Представьте все приведенные ниже данные в виде CSV из двух столбцов, «текст» и «ответ», где каждая строка содержит текст и соответствующий ему ответ. Заключите каждое значение в кавычки как одно поле, заменив переносы строк пробелами.

Записи данных
● ● ●
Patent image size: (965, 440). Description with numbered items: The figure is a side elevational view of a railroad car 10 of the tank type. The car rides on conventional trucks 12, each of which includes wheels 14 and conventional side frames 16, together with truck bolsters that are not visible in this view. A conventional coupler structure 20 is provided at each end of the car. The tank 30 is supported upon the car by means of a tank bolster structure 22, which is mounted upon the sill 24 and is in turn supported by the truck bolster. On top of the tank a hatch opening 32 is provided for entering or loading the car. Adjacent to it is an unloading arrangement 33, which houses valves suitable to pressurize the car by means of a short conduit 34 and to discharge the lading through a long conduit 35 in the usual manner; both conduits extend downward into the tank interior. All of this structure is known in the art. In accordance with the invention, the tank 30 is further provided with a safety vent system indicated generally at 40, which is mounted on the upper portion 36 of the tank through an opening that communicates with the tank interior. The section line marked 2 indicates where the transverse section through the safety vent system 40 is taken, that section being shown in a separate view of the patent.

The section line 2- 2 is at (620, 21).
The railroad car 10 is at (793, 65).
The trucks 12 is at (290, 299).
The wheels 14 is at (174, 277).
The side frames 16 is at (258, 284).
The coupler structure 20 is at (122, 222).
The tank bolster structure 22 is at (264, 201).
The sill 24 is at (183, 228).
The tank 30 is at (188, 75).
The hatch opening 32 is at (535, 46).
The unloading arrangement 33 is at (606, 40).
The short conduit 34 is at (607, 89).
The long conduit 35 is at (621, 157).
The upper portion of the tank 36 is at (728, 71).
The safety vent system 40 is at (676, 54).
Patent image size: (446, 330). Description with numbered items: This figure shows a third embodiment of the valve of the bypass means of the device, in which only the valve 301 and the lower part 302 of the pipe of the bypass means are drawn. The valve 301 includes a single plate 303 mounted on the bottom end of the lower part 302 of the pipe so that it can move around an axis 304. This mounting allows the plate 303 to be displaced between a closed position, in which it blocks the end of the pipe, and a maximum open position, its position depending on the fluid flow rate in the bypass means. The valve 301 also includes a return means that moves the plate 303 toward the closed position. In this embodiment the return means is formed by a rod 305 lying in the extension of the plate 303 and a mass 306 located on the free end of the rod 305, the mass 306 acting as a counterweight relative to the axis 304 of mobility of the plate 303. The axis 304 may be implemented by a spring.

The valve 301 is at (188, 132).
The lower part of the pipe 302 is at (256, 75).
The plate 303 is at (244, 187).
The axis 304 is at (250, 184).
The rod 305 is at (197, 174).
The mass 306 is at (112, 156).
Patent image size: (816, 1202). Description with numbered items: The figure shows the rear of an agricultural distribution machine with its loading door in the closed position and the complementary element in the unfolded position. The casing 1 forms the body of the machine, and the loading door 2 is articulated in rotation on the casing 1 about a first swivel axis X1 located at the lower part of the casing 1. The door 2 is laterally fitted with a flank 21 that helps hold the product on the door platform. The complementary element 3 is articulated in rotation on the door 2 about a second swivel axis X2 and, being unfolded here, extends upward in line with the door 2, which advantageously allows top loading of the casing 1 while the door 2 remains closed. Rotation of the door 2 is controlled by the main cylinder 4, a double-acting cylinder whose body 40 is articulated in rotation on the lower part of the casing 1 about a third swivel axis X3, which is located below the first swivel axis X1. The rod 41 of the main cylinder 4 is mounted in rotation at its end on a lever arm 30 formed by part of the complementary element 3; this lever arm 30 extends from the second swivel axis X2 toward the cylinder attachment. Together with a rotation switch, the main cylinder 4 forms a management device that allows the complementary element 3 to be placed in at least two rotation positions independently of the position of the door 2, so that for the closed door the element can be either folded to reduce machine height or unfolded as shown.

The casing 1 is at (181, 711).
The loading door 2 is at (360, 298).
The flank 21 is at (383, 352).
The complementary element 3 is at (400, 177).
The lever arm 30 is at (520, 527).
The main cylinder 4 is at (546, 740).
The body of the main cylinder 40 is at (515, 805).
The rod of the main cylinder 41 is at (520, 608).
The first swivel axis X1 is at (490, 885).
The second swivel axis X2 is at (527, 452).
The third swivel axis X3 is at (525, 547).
● ● ●
Результат упражнения:
текст,ответ
"Patent image size: (965, 440). Description with numbered items: The figure is a side elevational view of a railroad car 10 of the tank type. The car rides on conventional trucks 12, each of which includes wheels 14 and conventional side frames 16, together with truck bolsters that are not visible in this view. A conventional coupler structure 20 is provided at each end of the car. The tank 30 is supported upon the car by means of a tank bolster structure 22, which is mounted upon the sill 24 and is in turn supported by the truck bolster. On top of the tank a hatch opening 32 is provided for entering or loading the car. Adjacent to it is an unloading arrangement 33, which houses valves suitable to pressurize the car by means of a short conduit 34 and to discharge the lading through a long conduit 35 in the usual manner; both conduits extend downward into the tank interior. All of this structure is known in the art. In accordance with the invention, the tank 30 is further provided with a safety vent system indicated generally at 40, which is mounted on the upper portion 36 of the tank through an opening that communicates with the tank interior. The section line marked 2 indicates where the transverse section through the safety vent system 40 is taken, that section being shown in a separate view of the patent.","The section line 2- 2 is at (620, 21). The railroad car 10 is at (793, 65). The trucks 12 is at (290, 299). The wheels 14 is at (174, 277). The side frames 16 is at (258, 284). The coupler structure 20 is at (122, 222). The tank bolster structure 22 is at (264, 201). The sill 24 is at (183, 228). The tank 30 is at (188, 75). The hatch opening 32 is at (535, 46). The unloading arrangement 33 is at (606, 40). The short conduit 34 is at (607, 89). The long conduit 35 is at (621, 157). The upper portion of the tank 36 is at (728, 71). The safety vent system 40 is at (676, 54)."
"Patent image size: (446, 330). Description with numbered items: This figure shows a third embodiment of the valve of the bypass means of the device, in which only the valve 301 and the lower part 302 of the pipe of the bypass means are drawn. The valve 301 includes a single plate 303 mounted on the bottom end of the lower part 302 of the pipe so that it can move around an axis 304. This mounting allows the plate 303 to be displaced between a closed position, in which it blocks the end of the pipe, and a maximum open position, its position depending on the fluid flow rate in the bypass means. The valve 301 also includes a return means that moves the plate 303 toward the closed position. In this embodiment the return means is formed by a rod 305 lying in the extension of the plate 303 and a mass 306 located on the free end of the rod 305, the mass 306 acting as a counterweight relative to the axis 304 of mobility of the plate 303. The axis 304 may be implemented by a spring.","The valve 301 is at (188, 132). The lower part of the pipe 302 is at (256, 75). The plate 303 is at (244, 187). The axis 304 is at (250, 184). The rod 305 is at (197, 174). The mass 306 is at (112, 156)."
"Patent image size: (816, 1202). Description with numbered items: The figure shows the rear of an agricultural distribution machine with its loading door in the closed position and the complementary element in the unfolded position. The casing 1 forms the body of the machine, and the loading door 2 is articulated in rotation on the casing 1 about a first swivel axis X1 located at the lower part of the casing 1. The door 2 is laterally fitted with a flank 21 that helps hold the product on the door platform. The complementary element 3 is articulated in rotation on the door 2 about a second swivel axis X2 and, being unfolded here, extends upward in line with the door 2, which advantageously allows top loading of the casing 1 while the door 2 remains closed. Rotation of the door 2 is controlled by the main cylinder 4, a double-acting cylinder whose body 40 is articulated in rotation on the lower part of the casing 1 about a third swivel axis X3, which is located below the first swivel axis X1. The rod 41 of the main cylinder 4 is mounted in rotation at its end on a lever arm 30 formed by part of the complementary element 3; this lever arm 30 extends from the second swivel axis X2 toward the cylinder attachment. Together with a rotation switch, the main cylinder 4 forms a management device that allows the complementary element 3 to be placed in at least two rotation positions independently of the position of the door 2, so that for the closed door the element can be either folded to reduce machine height or unfolded as shown.","The casing 1 is at (181, 711). The loading door 2 is at (360, 298). The flank 21 is at (383, 352). The complementary element 3 is at (400, 177). The lever arm 30 is at (520, 527). The main cylinder 4 is at (546, 740). The body of the main cylinder 40 is at (515, 805). The rod of the main cylinder 41 is at (520, 608). The first swivel axis X1 is at (490, 885). The second swivel axis X2 is at (527, 452). The third swivel axis X3 is at (525, 547)."